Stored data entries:
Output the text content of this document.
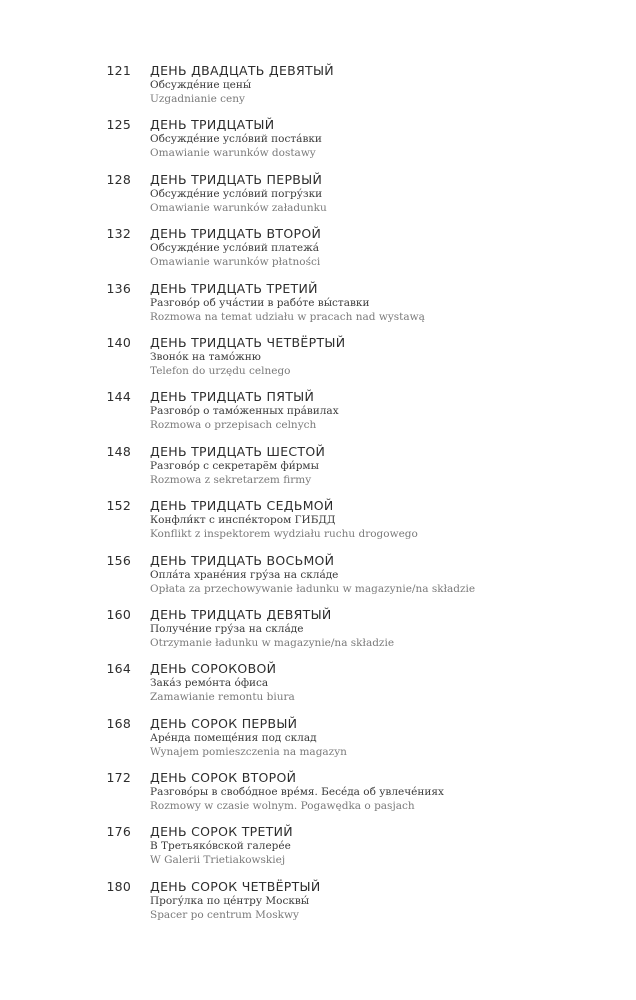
121 ДЕНЬ ДВАДЦАТЬ ДЕВЯТЫЙ
Обсужде́ние цены́
Uzgadnianie ceny
125 ДЕНЬ ТРИДЦАТЫЙ
Обсужде́ние усло́вий поста́вки
Omawianie warunków dostawy
128 ДЕНЬ ТРИДЦАТЬ ПЕРВЫЙ
Обсужде́ние усло́вий погру́зки
Omawianie warunków załadunku
132 ДЕНЬ ТРИДЦАТЬ ВТОРОЙ
Обсужде́ние усло́вий платежа́
Omawianie warunków płatności
136 ДЕНЬ ТРИДЦАТЬ ТРЕТИЙ
Разгово́р об уча́стии в рабо́те вы́ставки
Rozmowa na temat udziału w pracach nad wystawą
140 ДЕНЬ ТРИДЦАТЬ ЧЕТВЁРТЫЙ
Звоно́к на тамо́жню
Telefon do urzędu celnego
144 ДЕНЬ ТРИДЦАТЬ ПЯТЫЙ
Разгово́р о тамо́женных пра́вилах
Rozmowa o przepisach celnych
148 ДЕНЬ ТРИДЦАТЬ ШЕСТОЙ
Разгово́р с секретарём фи́рмы
Rozmowa z sekretarzem firmy
152 ДЕНЬ ТРИДЦАТЬ СЕДЬМОЙ
Конфли́кт с инспе́ктором ГИБДД
Konflikt z inspektorem wydziału ruchu drogowego
156 ДЕНЬ ТРИДЦАТЬ ВОСЬМОЙ
Опла́та хране́ния гру́за на скла́де
Opłata za przechowywanie ładunku w magazynie/na składzie
160 ДЕНЬ ТРИДЦАТЬ ДЕВЯТЫЙ
Получе́ние гру́за на скла́де
Otrzymanie ładunku w magazynie/na składzie
164 ДЕНЬ СОРОКОВОЙ
Зака́з ремо́нта о́фиса
Zamawianie remontu biura
168 ДЕНЬ СОРОК ПЕРВЫЙ
Аре́нда помеще́ния под склад
Wynajem pomieszczenia na magazyn
172 ДЕНЬ СОРОК ВТОРОЙ
Разгово́ры в свобо́дное вре́мя. Бесе́да об увлече́ниях
Rozmowy w czasie wolnym. Pogawędka o pasjach
176 ДЕНЬ СОРОК ТРЕТИЙ
В Третьяко́вской галере́е
W Galerii Trietiakowskiej
180 ДЕНЬ СОРОК ЧЕТВЁРТЫЙ
Прогу́лка по це́нтру Москвы́
Spacer po centrum Moskwy
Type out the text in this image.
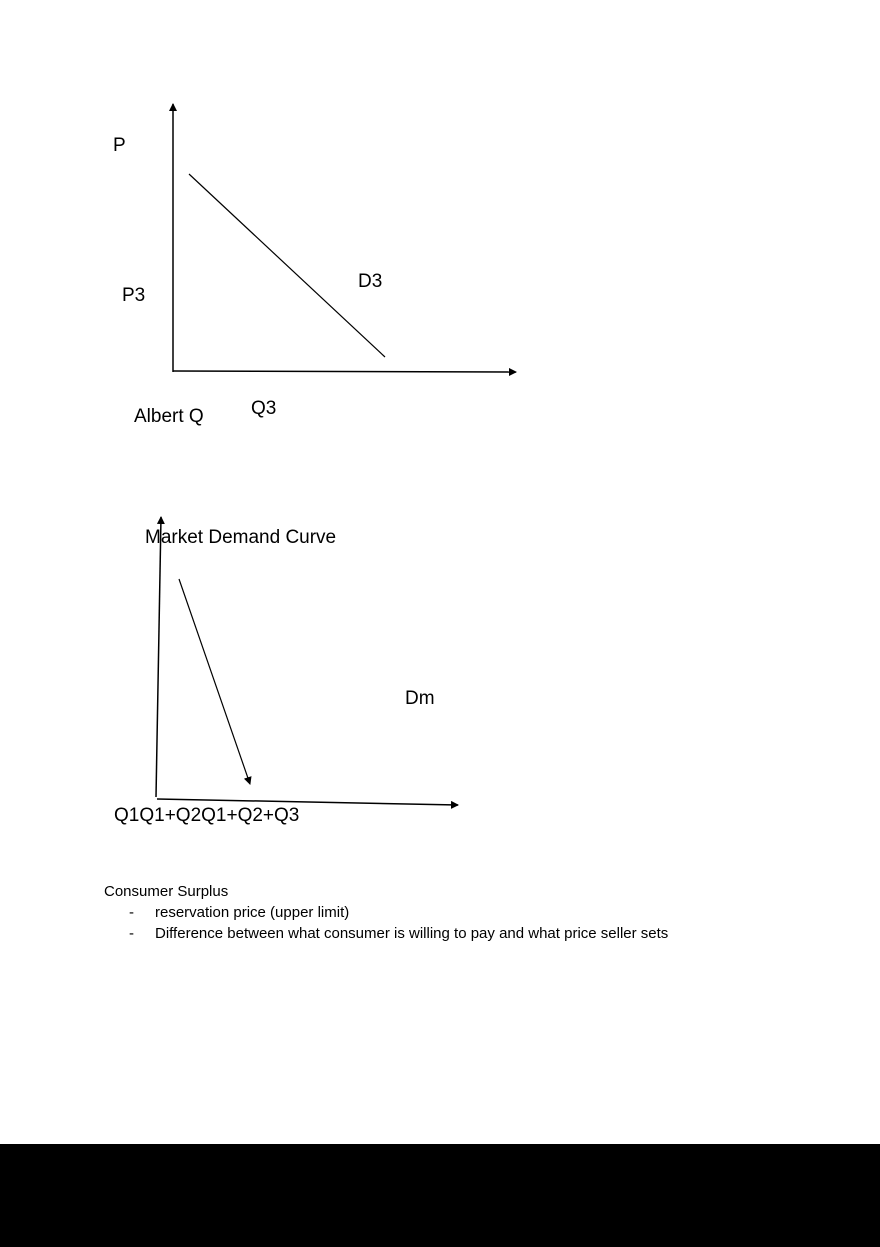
P
P3
D3
Q3
Albert Q
Market Demand Curve
Dm
Q1Q1+Q2Q1+Q2+Q3
Consumer Surplus
- reservation price (upper limit)
- Difference between what consumer is willing to pay and what price seller sets
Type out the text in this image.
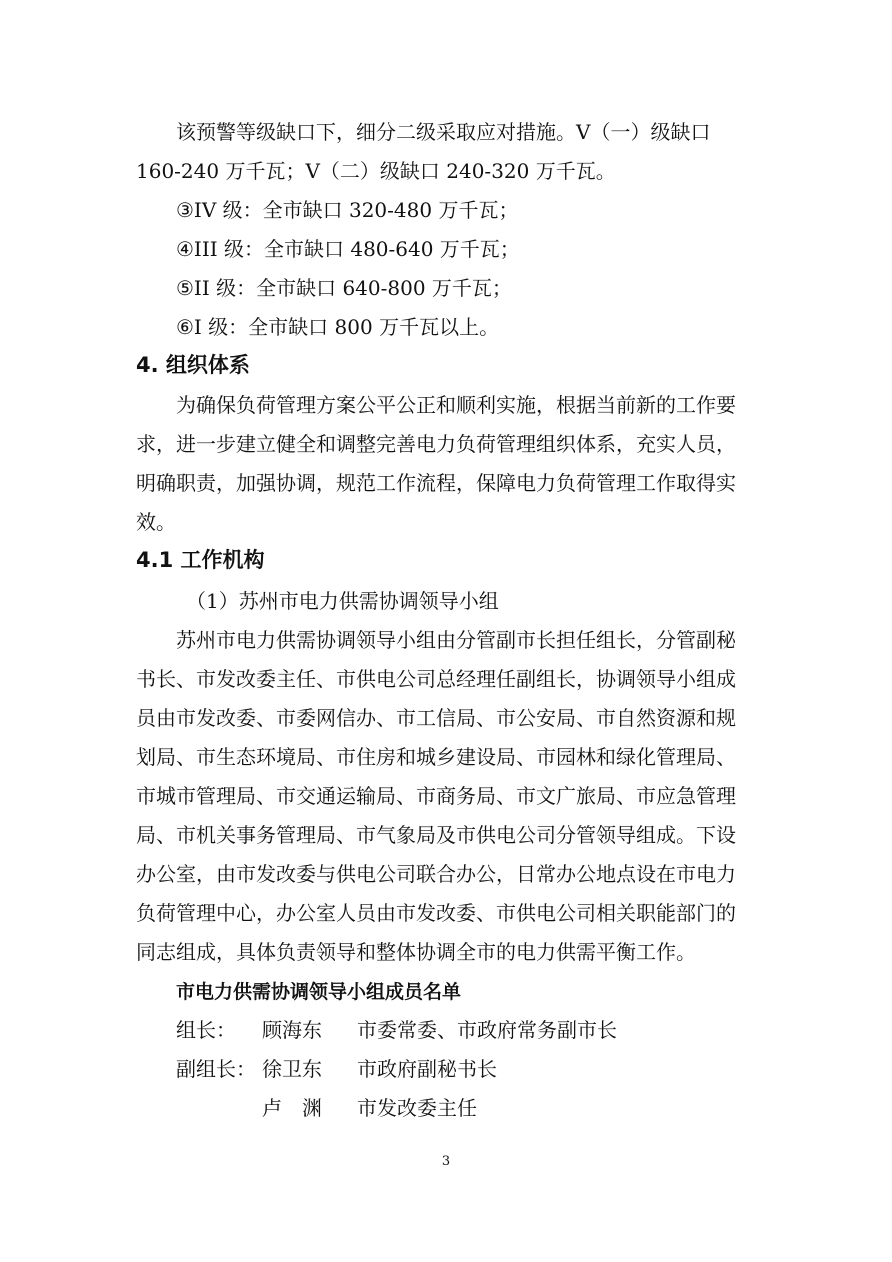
该预警等级缺口下，细分二级采取应对措施。V（一）级缺口
160-240 万千瓦；V（二）级缺口 240-320 万千瓦。
③IV 级：全市缺口 320-480 万千瓦；
④III 级：全市缺口 480-640 万千瓦；
⑤II 级：全市缺口 640-800 万千瓦；
⑥I 级：全市缺口 800 万千瓦以上。
4. 组织体系
为确保负荷管理方案公平公正和顺利实施，根据当前新的工作要
求，进一步建立健全和调整完善电力负荷管理组织体系，充实人员，
明确职责，加强协调，规范工作流程，保障电力负荷管理工作取得实
效。
4.1 工作机构
（1）苏州市电力供需协调领导小组
苏州市电力供需协调领导小组由分管副市长担任组长，分管副秘
书长、市发改委主任、市供电公司总经理任副组长，协调领导小组成
员由市发改委、市委网信办、市工信局、市公安局、市自然资源和规
划局、市生态环境局、市住房和城乡建设局、市园林和绿化管理局、
市城市管理局、市交通运输局、市商务局、市文广旅局、市应急管理
局、市机关事务管理局、市气象局及市供电公司分管领导组成。下设
办公室，由市发改委与供电公司联合办公，日常办公地点设在市电力
负荷管理中心，办公室人员由市发改委、市供电公司相关职能部门的
同志组成，具体负责领导和整体协调全市的电力供需平衡工作。
市电力供需协调领导小组成员名单
组长： 顾海东 市委常委、市政府常务副市长
副组长： 徐卫东 市政府副秘书长
卢　渊 市发改委主任
3
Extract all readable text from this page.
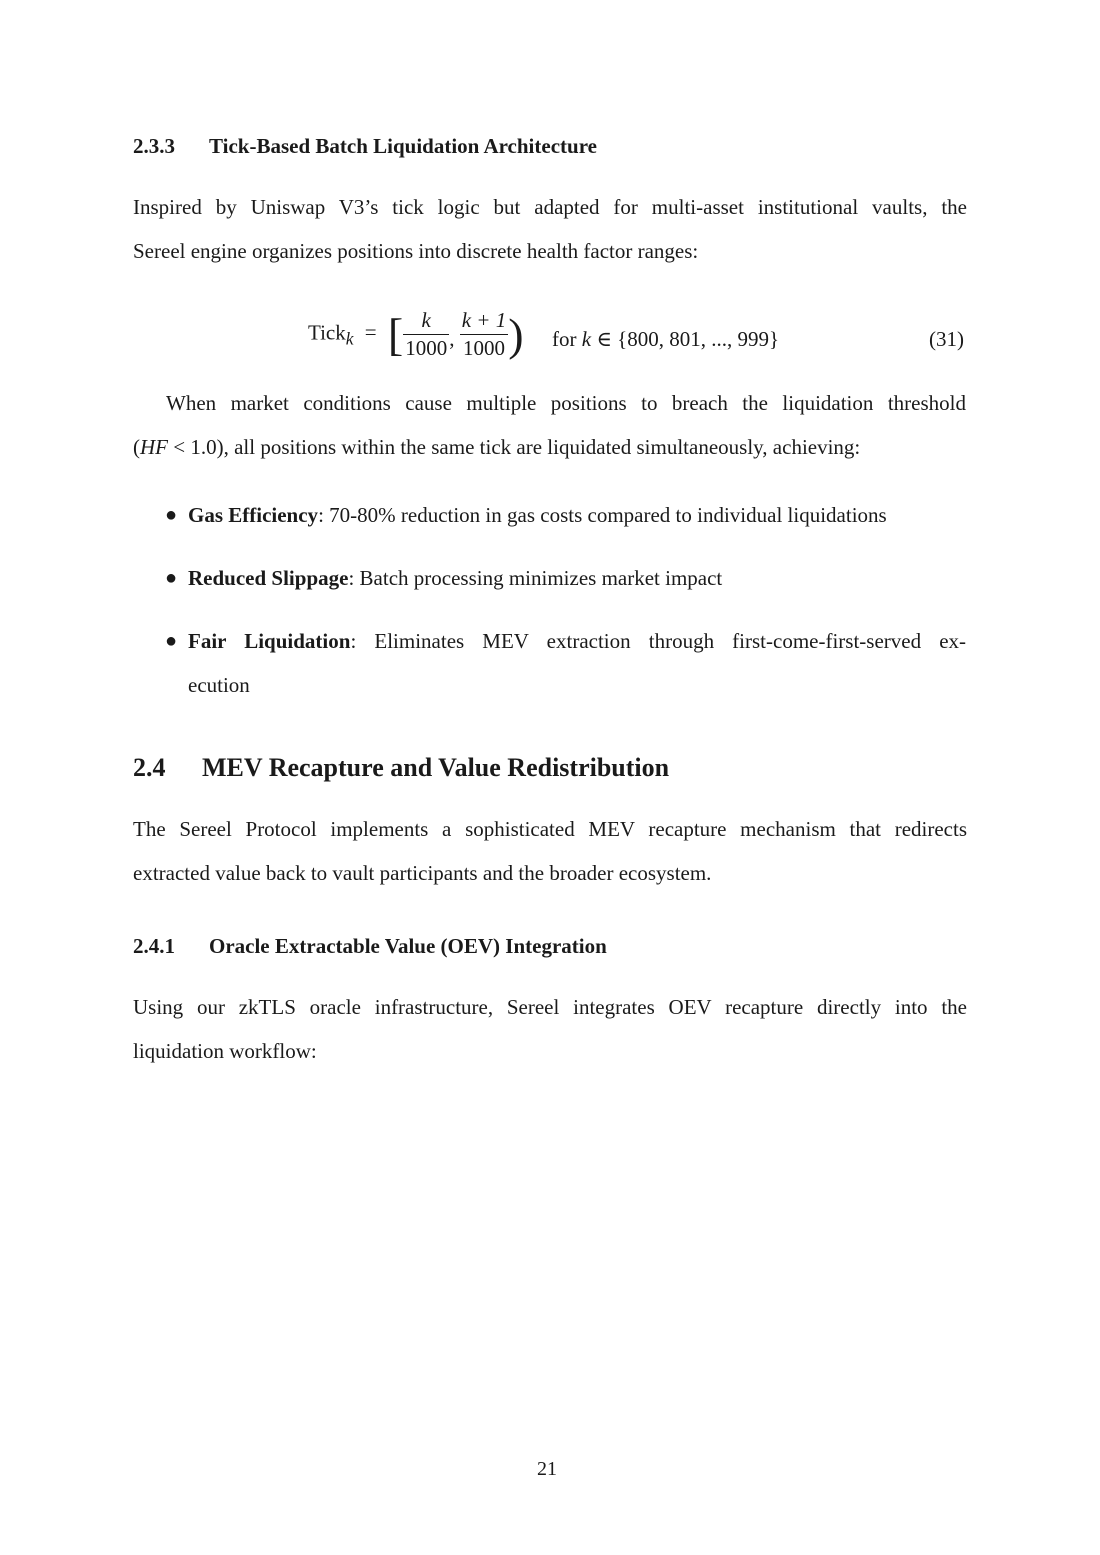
2.3.3 Tick-Based Batch Liquidation Architecture
Inspired by Uniswap V3’s tick logic but adapted for multi-asset institutional vaults, the
Sereel engine organizes positions into discrete health factor ranges:
Tick$_k$ = [ $\frac{k}{1000}$ , $\frac{k + 1}{1000}$ ) for k ∈ {800, 801, ..., 999}	(31)
When market conditions cause multiple positions to breach the liquidation threshold
(HF < 1.0), all positions within the same tick are liquidated simultaneously, achieving:
● Gas Efficiency: 70-80% reduction in gas costs compared to individual liquidations
● Reduced Slippage: Batch processing minimizes market impact
● Fair Liquidation: Eliminates MEV extraction through first-come-first-served ex-
ecution
2.4 MEV Recapture and Value Redistribution
The Sereel Protocol implements a sophisticated MEV recapture mechanism that redirects
extracted value back to vault participants and the broader ecosystem.
2.4.1 Oracle Extractable Value (OEV) Integration
Using our zkTLS oracle infrastructure, Sereel integrates OEV recapture directly into the
liquidation workflow:
21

* What the task requires
Your task is an exact transcription of all the data, minus the pictures.

* Complete response
Output the text content of this document.
121 ДЕНЬ ДВАДЦАТЬ ДЕВЯТЫЙ
Обсужде́ние цены́
Uzgadnianie ceny
125 ДЕНЬ ТРИДЦАТЫЙ
Обсужде́ние усло́вий поста́вки
Omawianie warunków dostawy
128 ДЕНЬ ТРИДЦАТЬ ПЕРВЫЙ
Обсужде́ние усло́вий погру́зки
Omawianie warunków załadunku
132 ДЕНЬ ТРИДЦАТЬ ВТОРОЙ
Обсужде́ние усло́вий платежа́
Omawianie warunków płatności
136 ДЕНЬ ТРИДЦАТЬ ТРЕТИЙ
Разгово́р об уча́стии в рабо́те вы́ставки
Rozmowa na temat udziału w pracach nad wystawą
140 ДЕНЬ ТРИДЦАТЬ ЧЕТВЁРТЫЙ
Звоно́к на тамо́жню
Telefon do urzędu celnego
144 ДЕНЬ ТРИДЦАТЬ ПЯТЫЙ
Разгово́р о тамо́женных пра́вилах
Rozmowa o przepisach celnych
148 ДЕНЬ ТРИДЦАТЬ ШЕСТОЙ
Разгово́р с секретарём фи́рмы
Rozmowa z sekretarzem firmy
152 ДЕНЬ ТРИДЦАТЬ СЕДЬМОЙ
Конфли́кт с инспе́ктором ГИБДД
Konflikt z inspektorem wydziału ruchu drogowego
156 ДЕНЬ ТРИДЦАТЬ ВОСЬМОЙ
Опла́та хране́ния гру́за на скла́де
Opłata za przechowywanie ładunku w magazynie/na składzie
160 ДЕНЬ ТРИДЦАТЬ ДЕВЯТЫЙ
Получе́ние гру́за на скла́де
Otrzymanie ładunku w magazynie/na składzie
164 ДЕНЬ СОРОКОВОЙ
Зака́з ремо́нта о́фиса
Zamawianie remontu biura
168 ДЕНЬ СОРОК ПЕРВЫЙ
Аре́нда помеще́ния под склад
Wynajem pomieszczenia na magazyn
172 ДЕНЬ СОРОК ВТОРОЙ
Разгово́ры в свобо́дное вре́мя. Бесе́да об увлече́ниях
Rozmowy w czasie wolnym. Pogawędka o pasjach
176 ДЕНЬ СОРОК ТРЕТИЙ
В Третьяко́вской галере́е
W Galerii Trietiakowskiej
180 ДЕНЬ СОРОК ЧЕТВЁРТЫЙ
Прогу́лка по це́нтру Москвы́
Spacer po centrum Moskwy
Type out the text in this image.
P
P3
D3
Q3
Albert Q
Market Demand Curve
Dm
Q1Q1+Q2Q1+Q2+Q3
Consumer Surplus
- reservation price (upper limit)
- Difference between what consumer is willing to pay and what price seller sets
Type out the text in this image.
该预警等级缺口下，细分二级采取应对措施。V（一）级缺口
160-240 万千瓦；V（二）级缺口 240-320 万千瓦。
③IV 级：全市缺口 320-480 万千瓦；
④III 级：全市缺口 480-640 万千瓦；
⑤II 级：全市缺口 640-800 万千瓦；
⑥I 级：全市缺口 800 万千瓦以上。
4. 组织体系
为确保负荷管理方案公平公正和顺利实施，根据当前新的工作要
求，进一步建立健全和调整完善电力负荷管理组织体系，充实人员，
明确职责，加强协调，规范工作流程，保障电力负荷管理工作取得实
效。
4.1 工作机构
（1）苏州市电力供需协调领导小组
苏州市电力供需协调领导小组由分管副市长担任组长，分管副秘
书长、市发改委主任、市供电公司总经理任副组长，协调领导小组成
员由市发改委、市委网信办、市工信局、市公安局、市自然资源和规
划局、市生态环境局、市住房和城乡建设局、市园林和绿化管理局、
市城市管理局、市交通运输局、市商务局、市文广旅局、市应急管理
局、市机关事务管理局、市气象局及市供电公司分管领导组成。下设
办公室，由市发改委与供电公司联合办公，日常办公地点设在市电力
负荷管理中心，办公室人员由市发改委、市供电公司相关职能部门的
同志组成，具体负责领导和整体协调全市的电力供需平衡工作。
市电力供需协调领导小组成员名单
组长： 顾海东 市委常委、市政府常务副市长
副组长： 徐卫东 市政府副秘书长
卢　渊 市发改委主任
3
Extract all readable text from this page.
2.3.3 Tick-Based Batch Liquidation Architecture
Inspired by Uniswap V3’s tick logic but adapted for multi-asset institutional vaults, the
Sereel engine organizes positions into discrete health factor ranges:
Tick$_k$ = [ $\frac{k}{1000}$ , $\frac{k + 1}{1000}$ ) for k ∈ {800, 801, ..., 999}	(31)
When market conditions cause multiple positions to breach the liquidation threshold
(HF < 1.0), all positions within the same tick are liquidated simultaneously, achieving:
● Gas Efficiency: 70-80% reduction in gas costs compared to individual liquidations
● Reduced Slippage: Batch processing minimizes market impact
● Fair Liquidation: Eliminates MEV extraction through first-come-first-served ex-
ecution
2.4 MEV Recapture and Value Redistribution
The Sereel Protocol implements a sophisticated MEV recapture mechanism that redirects
extracted value back to vault participants and the broader ecosystem.
2.4.1 Oracle Extractable Value (OEV) Integration
Using our zkTLS oracle infrastructure, Sereel integrates OEV recapture directly into the
liquidation workflow:
21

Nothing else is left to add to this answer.